** begin Excerpted data **
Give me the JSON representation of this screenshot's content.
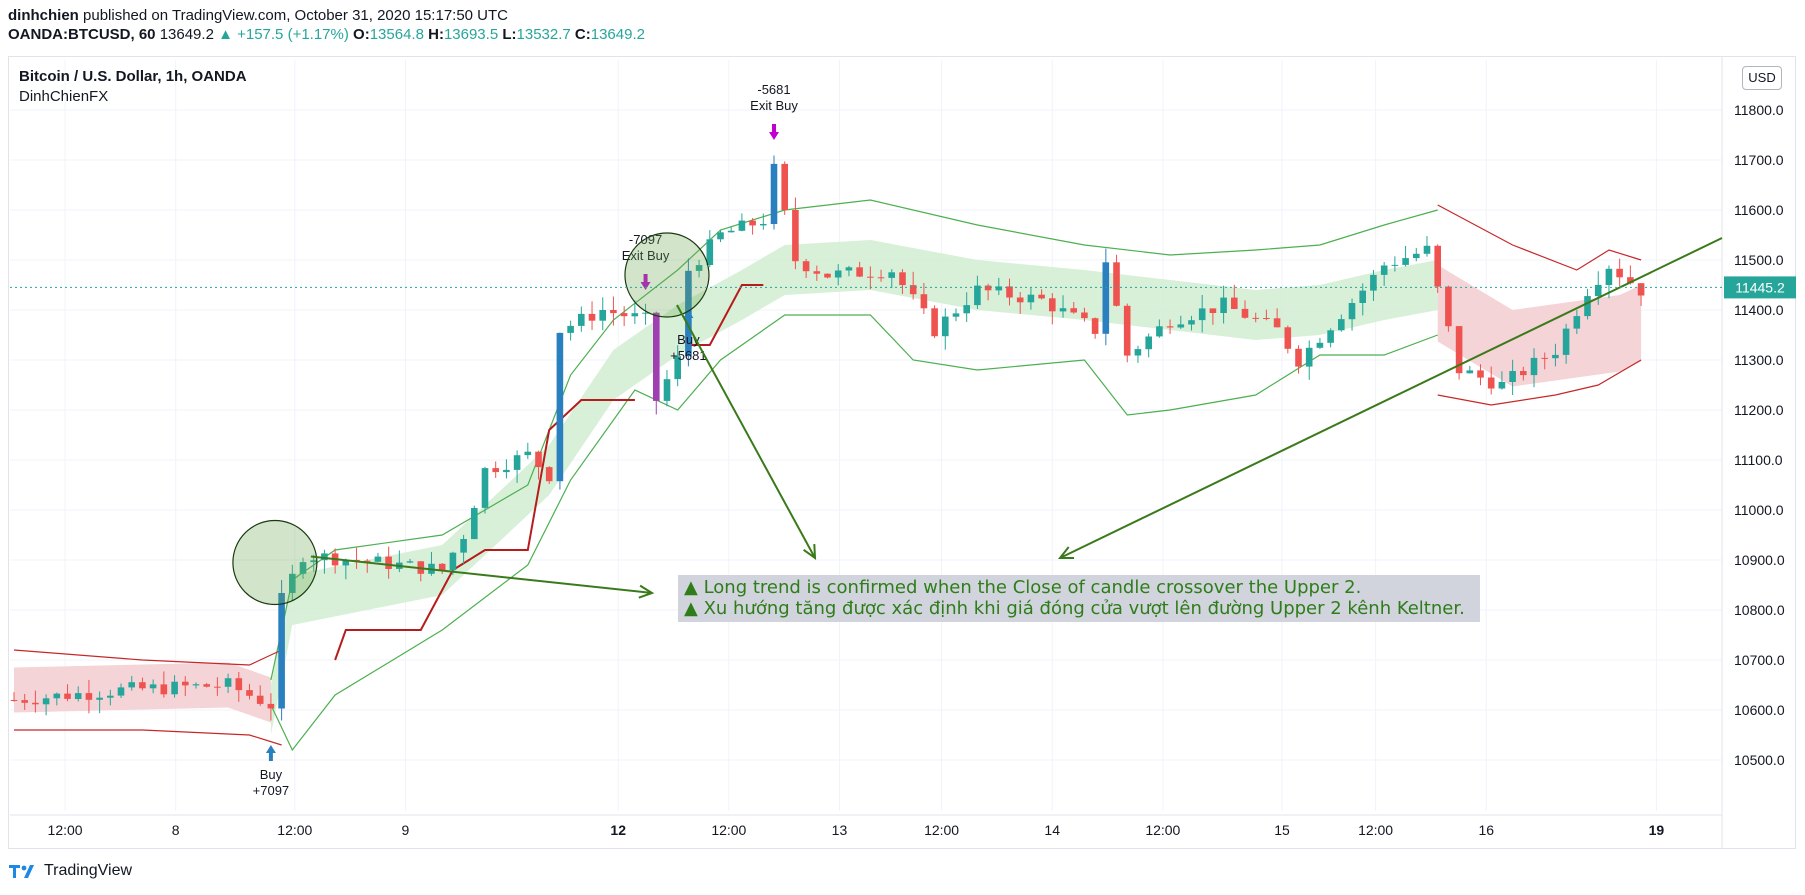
{
  "header": {
    "author": "dinhchien",
    "published_text": "published on TradingView.com, October 31, 2020 15:17:50 UTC",
    "symbol_interval": "OANDA:BTCUSD, 60",
    "last": "13649.2",
    "change": "▲ +157.5 (+1.17%)",
    "o_label": "O:",
    "o": "13564.8",
    "h_label": "H:",
    "h": "13693.5",
    "l_label": "L:",
    "l": "13532.7",
    "c_label": "C:",
    "c": "13649.2"
  },
  "symbol_title": "Bitcoin / U.S. Dollar, 1h, OANDA",
  "author_sub": "DinhChienFX",
  "currency": "USD",
  "footer_brand": "TradingView",
  "annotation": {
    "line1": "▲ Long trend is confirmed when the Close of candle crossover the Upper 2.",
    "line2": "▲ Xu hướng tăng được xác định khi giá đóng cửa vượt lên đường Upper 2 kênh Keltner."
  },
  "colors": {
    "up": "#26a69a",
    "down": "#ef5350",
    "signal_blue": "#2a7fbf",
    "signal_purple": "#a040b0",
    "green_band": "#d4edd4",
    "red_band": "#f3cfd2",
    "green_line": "#4caf50",
    "red_line": "#c62828",
    "stop_line": "#b71c1c",
    "drawing": "#3a7a1a"
  },
  "signals": [
    {
      "label": "Buy",
      "value": "+7097"
    },
    {
      "label": "-7097",
      "value": "Exit Buy"
    },
    {
      "label": "Buy",
      "value": "+5681"
    },
    {
      "label": "-5681",
      "value": "Exit Buy"
    }
  ],
  "chart_data": {
    "type": "candlestick",
    "title": "Bitcoin / U.S. Dollar, 1h, OANDA",
    "ylim": [
      10400,
      11900
    ],
    "y_ticks": [
      "10500.0",
      "10600.0",
      "10700.0",
      "10800.0",
      "10900.0",
      "11000.0",
      "11100.0",
      "11200.0",
      "11300.0",
      "11400.0",
      "11500.0",
      "11600.0",
      "11700.0",
      "11800.0"
    ],
    "x_ticks": [
      "12:00",
      "8",
      "12:00",
      "9",
      "12",
      "12:00",
      "13",
      "12:00",
      "14",
      "12:00",
      "15",
      "12:00",
      "16",
      "19"
    ],
    "last_price": "11445.2",
    "x_count": 160,
    "bars_start": 0,
    "close_path": [
      [
        0,
        10620
      ],
      [
        10,
        10640
      ],
      [
        20,
        10650
      ],
      [
        24,
        10610
      ],
      [
        25,
        10820
      ],
      [
        27,
        10910
      ],
      [
        32,
        10900
      ],
      [
        40,
        10880
      ],
      [
        42,
        10950
      ],
      [
        44,
        11080
      ],
      [
        48,
        11110
      ],
      [
        50,
        11070
      ],
      [
        51,
        11360
      ],
      [
        55,
        11400
      ],
      [
        59,
        11380
      ],
      [
        60,
        11220
      ],
      [
        62,
        11300
      ],
      [
        63,
        11480
      ],
      [
        66,
        11550
      ],
      [
        70,
        11580
      ],
      [
        71,
        11680
      ],
      [
        73,
        11500
      ],
      [
        76,
        11470
      ],
      [
        82,
        11480
      ],
      [
        86,
        11360
      ],
      [
        90,
        11440
      ],
      [
        96,
        11420
      ],
      [
        101,
        11360
      ],
      [
        102,
        11500
      ],
      [
        104,
        11310
      ],
      [
        108,
        11380
      ],
      [
        113,
        11410
      ],
      [
        118,
        11360
      ],
      [
        120,
        11300
      ],
      [
        126,
        11440
      ],
      [
        128,
        11490
      ],
      [
        132,
        11520
      ],
      [
        135,
        11280
      ],
      [
        139,
        11250
      ],
      [
        144,
        11320
      ],
      [
        147,
        11440
      ],
      [
        149,
        11490
      ],
      [
        152,
        11440
      ]
    ],
    "green_mid_path": [
      [
        24,
        10600
      ],
      [
        26,
        10820
      ],
      [
        40,
        10880
      ],
      [
        45,
        10980
      ],
      [
        50,
        11080
      ],
      [
        56,
        11270
      ],
      [
        62,
        11360
      ],
      [
        68,
        11430
      ],
      [
        72,
        11480
      ],
      [
        80,
        11490
      ],
      [
        90,
        11450
      ],
      [
        100,
        11430
      ],
      [
        108,
        11410
      ],
      [
        116,
        11390
      ],
      [
        122,
        11400
      ],
      [
        128,
        11430
      ],
      [
        133,
        11450
      ]
    ],
    "green_half_width": 50,
    "green_upper_path": [
      [
        24,
        10660
      ],
      [
        26,
        10860
      ],
      [
        30,
        10920
      ],
      [
        40,
        10950
      ],
      [
        48,
        11050
      ],
      [
        52,
        11270
      ],
      [
        56,
        11380
      ],
      [
        62,
        11480
      ],
      [
        66,
        11560
      ],
      [
        72,
        11600
      ],
      [
        80,
        11620
      ],
      [
        90,
        11570
      ],
      [
        100,
        11530
      ],
      [
        108,
        11510
      ],
      [
        116,
        11520
      ],
      [
        122,
        11530
      ],
      [
        128,
        11570
      ],
      [
        133,
        11600
      ]
    ],
    "green_lower_path": [
      [
        24,
        10610
      ],
      [
        26,
        10520
      ],
      [
        30,
        10630
      ],
      [
        40,
        10760
      ],
      [
        48,
        10890
      ],
      [
        52,
        11060
      ],
      [
        58,
        11240
      ],
      [
        62,
        11200
      ],
      [
        66,
        11300
      ],
      [
        72,
        11390
      ],
      [
        80,
        11390
      ],
      [
        84,
        11300
      ],
      [
        90,
        11280
      ],
      [
        100,
        11300
      ],
      [
        104,
        11190
      ],
      [
        108,
        11200
      ],
      [
        116,
        11230
      ],
      [
        122,
        11310
      ],
      [
        128,
        11310
      ],
      [
        133,
        11350
      ]
    ],
    "red_mid_path": [
      [
        0,
        10640
      ],
      [
        20,
        10650
      ],
      [
        24,
        10620
      ]
    ],
    "red_mid_path2": [
      [
        133,
        11400
      ],
      [
        140,
        11310
      ],
      [
        150,
        11340
      ],
      [
        152,
        11360
      ]
    ],
    "red_half_width": 45,
    "red_upper_path": [
      [
        0,
        10720
      ],
      [
        12,
        10700
      ],
      [
        22,
        10690
      ],
      [
        25,
        10720
      ]
    ],
    "red_lower_path": [
      [
        0,
        10560
      ],
      [
        12,
        10560
      ],
      [
        22,
        10550
      ],
      [
        25,
        10530
      ]
    ],
    "red_upper_path2": [
      [
        133,
        11610
      ],
      [
        140,
        11530
      ],
      [
        146,
        11480
      ],
      [
        149,
        11520
      ],
      [
        152,
        11500
      ]
    ],
    "red_lower_path2": [
      [
        133,
        11230
      ],
      [
        138,
        11210
      ],
      [
        144,
        11230
      ],
      [
        148,
        11250
      ],
      [
        152,
        11300
      ]
    ],
    "stop_path": [
      [
        30,
        10700
      ],
      [
        31,
        10760
      ],
      [
        38,
        10760
      ],
      [
        41,
        10880
      ],
      [
        44,
        10920
      ],
      [
        48,
        10920
      ],
      [
        50,
        11160
      ],
      [
        53,
        11220
      ],
      [
        58,
        11220
      ]
    ],
    "stop_path2": [
      [
        63,
        11330
      ],
      [
        65,
        11330
      ],
      [
        68,
        11450
      ],
      [
        70,
        11450
      ]
    ],
    "signal_bars": [
      {
        "i": 59,
        "kind": "exit",
        "label": "-7097",
        "sub": "Exit Buy"
      },
      {
        "i": 24,
        "kind": "buy",
        "label": "Buy",
        "sub": "+7097"
      },
      {
        "i": 63,
        "kind": "buy",
        "label": "Buy",
        "sub": "+5681"
      },
      {
        "i": 71,
        "kind": "exit",
        "label": "-5681",
        "sub": "Exit Buy"
      }
    ]
  }
}
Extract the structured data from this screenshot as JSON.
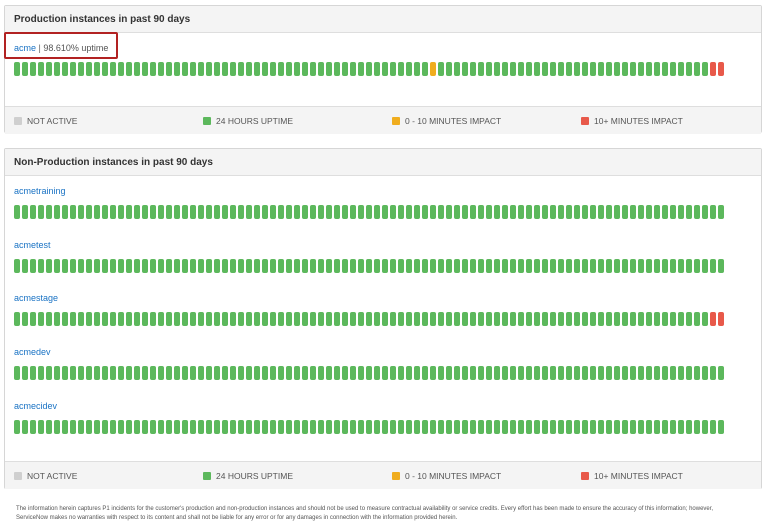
** end Excerpted data **
> Problem statement
From the material above, gather all lines that include the string "value" and copy them.

> Exercise output
      "value": "+7097"
      "value": "Exit Buy"
      "value": "+5681"
      "value": "Exit Buy"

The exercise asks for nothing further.